Directions for this task: Print the complete set of entries exactly.

◆ ◆ ◆

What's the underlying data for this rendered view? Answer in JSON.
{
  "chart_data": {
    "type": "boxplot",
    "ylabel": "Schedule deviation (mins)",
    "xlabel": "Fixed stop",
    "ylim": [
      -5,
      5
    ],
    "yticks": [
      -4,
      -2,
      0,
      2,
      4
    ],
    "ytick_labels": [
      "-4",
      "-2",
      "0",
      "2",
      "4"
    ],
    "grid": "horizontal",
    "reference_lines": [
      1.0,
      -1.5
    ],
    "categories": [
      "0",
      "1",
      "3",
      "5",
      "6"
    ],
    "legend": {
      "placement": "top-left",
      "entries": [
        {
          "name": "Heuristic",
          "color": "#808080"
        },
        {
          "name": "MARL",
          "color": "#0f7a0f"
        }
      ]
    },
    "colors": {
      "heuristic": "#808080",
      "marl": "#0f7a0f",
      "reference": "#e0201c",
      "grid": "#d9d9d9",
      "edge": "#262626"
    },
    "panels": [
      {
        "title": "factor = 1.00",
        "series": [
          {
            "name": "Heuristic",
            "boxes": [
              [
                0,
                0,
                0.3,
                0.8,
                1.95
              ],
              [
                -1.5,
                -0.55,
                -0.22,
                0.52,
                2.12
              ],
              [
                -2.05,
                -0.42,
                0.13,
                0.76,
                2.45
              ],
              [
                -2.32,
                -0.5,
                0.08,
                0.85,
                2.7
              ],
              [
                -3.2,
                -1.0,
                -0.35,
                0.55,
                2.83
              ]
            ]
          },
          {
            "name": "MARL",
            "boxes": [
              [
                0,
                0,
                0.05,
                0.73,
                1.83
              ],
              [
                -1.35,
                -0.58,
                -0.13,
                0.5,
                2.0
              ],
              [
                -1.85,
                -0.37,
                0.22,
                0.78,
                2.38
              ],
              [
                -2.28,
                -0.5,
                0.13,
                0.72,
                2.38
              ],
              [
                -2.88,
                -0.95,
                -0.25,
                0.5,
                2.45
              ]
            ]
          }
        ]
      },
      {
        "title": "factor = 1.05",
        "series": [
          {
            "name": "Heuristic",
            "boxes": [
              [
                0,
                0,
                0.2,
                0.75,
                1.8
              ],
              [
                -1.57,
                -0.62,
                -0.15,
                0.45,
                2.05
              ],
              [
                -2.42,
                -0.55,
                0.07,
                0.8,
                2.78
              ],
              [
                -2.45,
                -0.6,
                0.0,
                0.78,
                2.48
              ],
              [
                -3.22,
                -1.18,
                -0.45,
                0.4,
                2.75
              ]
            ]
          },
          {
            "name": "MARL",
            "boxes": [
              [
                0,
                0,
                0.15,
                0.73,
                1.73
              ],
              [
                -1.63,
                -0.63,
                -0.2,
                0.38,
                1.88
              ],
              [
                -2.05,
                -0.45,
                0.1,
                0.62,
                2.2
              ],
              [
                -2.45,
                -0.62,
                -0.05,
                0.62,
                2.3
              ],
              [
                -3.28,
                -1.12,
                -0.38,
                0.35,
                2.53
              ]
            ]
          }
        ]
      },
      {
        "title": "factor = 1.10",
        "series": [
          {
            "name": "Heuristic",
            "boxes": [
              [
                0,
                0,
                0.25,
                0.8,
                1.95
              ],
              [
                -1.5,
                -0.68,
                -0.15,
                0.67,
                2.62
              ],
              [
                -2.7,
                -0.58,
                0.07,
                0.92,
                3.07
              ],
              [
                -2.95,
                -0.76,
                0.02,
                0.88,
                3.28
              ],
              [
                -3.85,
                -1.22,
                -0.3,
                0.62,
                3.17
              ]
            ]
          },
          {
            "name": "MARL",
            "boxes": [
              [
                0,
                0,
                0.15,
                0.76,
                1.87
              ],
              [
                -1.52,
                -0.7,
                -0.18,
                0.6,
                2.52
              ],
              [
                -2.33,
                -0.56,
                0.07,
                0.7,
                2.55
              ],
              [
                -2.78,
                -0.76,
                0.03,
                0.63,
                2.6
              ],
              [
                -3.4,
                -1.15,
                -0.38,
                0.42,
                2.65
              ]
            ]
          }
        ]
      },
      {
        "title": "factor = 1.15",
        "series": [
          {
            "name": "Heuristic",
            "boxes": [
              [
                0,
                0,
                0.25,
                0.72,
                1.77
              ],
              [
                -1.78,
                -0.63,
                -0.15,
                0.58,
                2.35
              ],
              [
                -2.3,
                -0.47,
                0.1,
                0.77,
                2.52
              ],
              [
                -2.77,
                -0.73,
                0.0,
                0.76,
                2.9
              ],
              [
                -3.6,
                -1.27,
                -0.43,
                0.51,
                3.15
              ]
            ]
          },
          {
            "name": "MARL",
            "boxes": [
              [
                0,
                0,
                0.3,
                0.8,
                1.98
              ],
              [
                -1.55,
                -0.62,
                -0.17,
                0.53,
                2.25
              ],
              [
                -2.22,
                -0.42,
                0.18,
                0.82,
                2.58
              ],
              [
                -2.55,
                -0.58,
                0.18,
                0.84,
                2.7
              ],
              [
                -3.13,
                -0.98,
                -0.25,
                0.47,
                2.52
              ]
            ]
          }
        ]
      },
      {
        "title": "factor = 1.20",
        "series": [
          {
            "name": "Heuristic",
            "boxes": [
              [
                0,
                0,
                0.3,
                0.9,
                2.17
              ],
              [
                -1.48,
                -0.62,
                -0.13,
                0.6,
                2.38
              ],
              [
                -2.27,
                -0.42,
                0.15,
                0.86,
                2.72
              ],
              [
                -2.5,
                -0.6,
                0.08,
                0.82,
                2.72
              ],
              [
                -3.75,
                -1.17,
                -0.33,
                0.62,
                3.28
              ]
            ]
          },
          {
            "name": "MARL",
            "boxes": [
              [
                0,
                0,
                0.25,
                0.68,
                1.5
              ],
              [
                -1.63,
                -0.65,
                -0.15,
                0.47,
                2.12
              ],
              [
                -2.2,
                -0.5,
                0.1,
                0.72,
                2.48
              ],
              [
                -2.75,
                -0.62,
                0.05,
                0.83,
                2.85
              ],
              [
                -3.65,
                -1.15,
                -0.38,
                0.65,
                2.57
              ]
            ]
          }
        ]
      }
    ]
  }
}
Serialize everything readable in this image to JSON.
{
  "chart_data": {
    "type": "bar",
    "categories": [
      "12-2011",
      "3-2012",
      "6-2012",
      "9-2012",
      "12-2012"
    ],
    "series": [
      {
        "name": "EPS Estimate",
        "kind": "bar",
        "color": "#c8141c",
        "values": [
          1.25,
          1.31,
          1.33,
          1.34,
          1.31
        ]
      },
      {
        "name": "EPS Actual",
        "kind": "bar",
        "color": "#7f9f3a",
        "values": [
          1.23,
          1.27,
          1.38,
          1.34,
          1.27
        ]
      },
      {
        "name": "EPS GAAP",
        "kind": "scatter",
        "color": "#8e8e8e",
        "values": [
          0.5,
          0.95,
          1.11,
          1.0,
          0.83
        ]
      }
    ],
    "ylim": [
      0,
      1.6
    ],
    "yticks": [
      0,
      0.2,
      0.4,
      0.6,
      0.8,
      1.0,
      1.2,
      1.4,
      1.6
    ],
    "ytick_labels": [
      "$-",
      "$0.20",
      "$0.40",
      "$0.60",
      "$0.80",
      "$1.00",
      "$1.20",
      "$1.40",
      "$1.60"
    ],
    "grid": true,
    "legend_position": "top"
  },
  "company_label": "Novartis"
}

◆ ◆ ◆

Reply:
What's the underlying data for this rendered view? Answer in JSON.
{
  "chart_data": {
    "type": "boxplot",
    "ylabel": "Schedule deviation (mins)",
    "xlabel": "Fixed stop",
    "ylim": [
      -5,
      5
    ],
    "yticks": [
      -4,
      -2,
      0,
      2,
      4
    ],
    "ytick_labels": [
      "-4",
      "-2",
      "0",
      "2",
      "4"
    ],
    "grid": "horizontal",
    "reference_lines": [
      1.0,
      -1.5
    ],
    "categories": [
      "0",
      "1",
      "3",
      "5",
      "6"
    ],
    "legend": {
      "placement": "top-left",
      "entries": [
        {
          "name": "Heuristic",
          "color": "#808080"
        },
        {
          "name": "MARL",
          "color": "#0f7a0f"
        }
      ]
    },
    "colors": {
      "heuristic": "#808080",
      "marl": "#0f7a0f",
      "reference": "#e0201c",
      "grid": "#d9d9d9",
      "edge": "#262626"
    },
    "panels": [
      {
        "title": "factor = 1.00",
        "series": [
          {
            "name": "Heuristic",
            "boxes": [
              [
                0,
                0,
                0.3,
                0.8,
                1.95
              ],
              [
                -1.5,
                -0.55,
                -0.22,
                0.52,
                2.12
              ],
              [
                -2.05,
                -0.42,
                0.13,
                0.76,
                2.45
              ],
              [
                -2.32,
                -0.5,
                0.08,
                0.85,
                2.7
              ],
              [
                -3.2,
                -1.0,
                -0.35,
                0.55,
                2.83
              ]
            ]
          },
          {
            "name": "MARL",
            "boxes": [
              [
                0,
                0,
                0.05,
                0.73,
                1.83
              ],
              [
                -1.35,
                -0.58,
                -0.13,
                0.5,
                2.0
              ],
              [
                -1.85,
                -0.37,
                0.22,
                0.78,
                2.38
              ],
              [
                -2.28,
                -0.5,
                0.13,
                0.72,
                2.38
              ],
              [
                -2.88,
                -0.95,
                -0.25,
                0.5,
                2.45
              ]
            ]
          }
        ]
      },
      {
        "title": "factor = 1.05",
        "series": [
          {
            "name": "Heuristic",
            "boxes": [
              [
                0,
                0,
                0.2,
                0.75,
                1.8
              ],
              [
                -1.57,
                -0.62,
                -0.15,
                0.45,
                2.05
              ],
              [
                -2.42,
                -0.55,
                0.07,
                0.8,
                2.78
              ],
              [
                -2.45,
                -0.6,
                0.0,
                0.78,
                2.48
              ],
              [
                -3.22,
                -1.18,
                -0.45,
                0.4,
                2.75
              ]
            ]
          },
          {
            "name": "MARL",
            "boxes": [
              [
                0,
                0,
                0.15,
                0.73,
                1.73
              ],
              [
                -1.63,
                -0.63,
                -0.2,
                0.38,
                1.88
              ],
              [
                -2.05,
                -0.45,
                0.1,
                0.62,
                2.2
              ],
              [
                -2.45,
                -0.62,
                -0.05,
                0.62,
                2.3
              ],
              [
                -3.28,
                -1.12,
                -0.38,
                0.35,
                2.53
              ]
            ]
          }
        ]
      },
      {
        "title": "factor = 1.10",
        "series": [
          {
            "name": "Heuristic",
            "boxes": [
              [
                0,
                0,
                0.25,
                0.8,
                1.95
              ],
              [
                -1.5,
                -0.68,
                -0.15,
                0.67,
                2.62
              ],
              [
                -2.7,
                -0.58,
                0.07,
                0.92,
                3.07
              ],
              [
                -2.95,
                -0.76,
                0.02,
                0.88,
                3.28
              ],
              [
                -3.85,
                -1.22,
                -0.3,
                0.62,
                3.17
              ]
            ]
          },
          {
            "name": "MARL",
            "boxes": [
              [
                0,
                0,
                0.15,
                0.76,
                1.87
              ],
              [
                -1.52,
                -0.7,
                -0.18,
                0.6,
                2.52
              ],
              [
                -2.33,
                -0.56,
                0.07,
                0.7,
                2.55
              ],
              [
                -2.78,
                -0.76,
                0.03,
                0.63,
                2.6
              ],
              [
                -3.4,
                -1.15,
                -0.38,
                0.42,
                2.65
              ]
            ]
          }
        ]
      },
      {
        "title": "factor = 1.15",
        "series": [
          {
            "name": "Heuristic",
            "boxes": [
              [
                0,
                0,
                0.25,
                0.72,
                1.77
              ],
              [
                -1.78,
                -0.63,
                -0.15,
                0.58,
                2.35
              ],
              [
                -2.3,
                -0.47,
                0.1,
                0.77,
                2.52
              ],
              [
                -2.77,
                -0.73,
                0.0,
                0.76,
                2.9
              ],
              [
                -3.6,
                -1.27,
                -0.43,
                0.51,
                3.15
              ]
            ]
          },
          {
            "name": "MARL",
            "boxes": [
              [
                0,
                0,
                0.3,
                0.8,
                1.98
              ],
              [
                -1.55,
                -0.62,
                -0.17,
                0.53,
                2.25
              ],
              [
                -2.22,
                -0.42,
                0.18,
                0.82,
                2.58
              ],
              [
                -2.55,
                -0.58,
                0.18,
                0.84,
                2.7
              ],
              [
                -3.13,
                -0.98,
                -0.25,
                0.47,
                2.52
              ]
            ]
          }
        ]
      },
      {
        "title": "factor = 1.20",
        "series": [
          {
            "name": "Heuristic",
            "boxes": [
              [
                0,
                0,
                0.3,
                0.9,
                2.17
              ],
              [
                -1.48,
                -0.62,
                -0.13,
                0.6,
                2.38
              ],
              [
                -2.27,
                -0.42,
                0.15,
                0.86,
                2.72
              ],
              [
                -2.5,
                -0.6,
                0.08,
                0.82,
                2.72
              ],
              [
                -3.75,
                -1.17,
                -0.33,
                0.62,
                3.28
              ]
            ]
          },
          {
            "name": "MARL",
            "boxes": [
              [
                0,
                0,
                0.25,
                0.68,
                1.5
              ],
              [
                -1.63,
                -0.65,
                -0.15,
                0.47,
                2.12
              ],
              [
                -2.2,
                -0.5,
                0.1,
                0.72,
                2.48
              ],
              [
                -2.75,
                -0.62,
                0.05,
                0.83,
                2.85
              ],
              [
                -3.65,
                -1.15,
                -0.38,
                0.65,
                2.57
              ]
            ]
          }
        ]
      }
    ]
  }
}
Serialize everything readable in this image to JSON.
{
  "chart_data": {
    "type": "bar",
    "categories": [
      "12-2011",
      "3-2012",
      "6-2012",
      "9-2012",
      "12-2012"
    ],
    "series": [
      {
        "name": "EPS Estimate",
        "kind": "bar",
        "color": "#c8141c",
        "values": [
          1.25,
          1.31,
          1.33,
          1.34,
          1.31
        ]
      },
      {
        "name": "EPS Actual",
        "kind": "bar",
        "color": "#7f9f3a",
        "values": [
          1.23,
          1.27,
          1.38,
          1.34,
          1.27
        ]
      },
      {
        "name": "EPS GAAP",
        "kind": "scatter",
        "color": "#8e8e8e",
        "values": [
          0.5,
          0.95,
          1.11,
          1.0,
          0.83
        ]
      }
    ],
    "ylim": [
      0,
      1.6
    ],
    "yticks": [
      0,
      0.2,
      0.4,
      0.6,
      0.8,
      1.0,
      1.2,
      1.4,
      1.6
    ],
    "ytick_labels": [
      "$-",
      "$0.20",
      "$0.40",
      "$0.60",
      "$0.80",
      "$1.00",
      "$1.20",
      "$1.40",
      "$1.60"
    ],
    "grid": true,
    "legend_position": "top"
  },
  "company_label": "Novartis"
}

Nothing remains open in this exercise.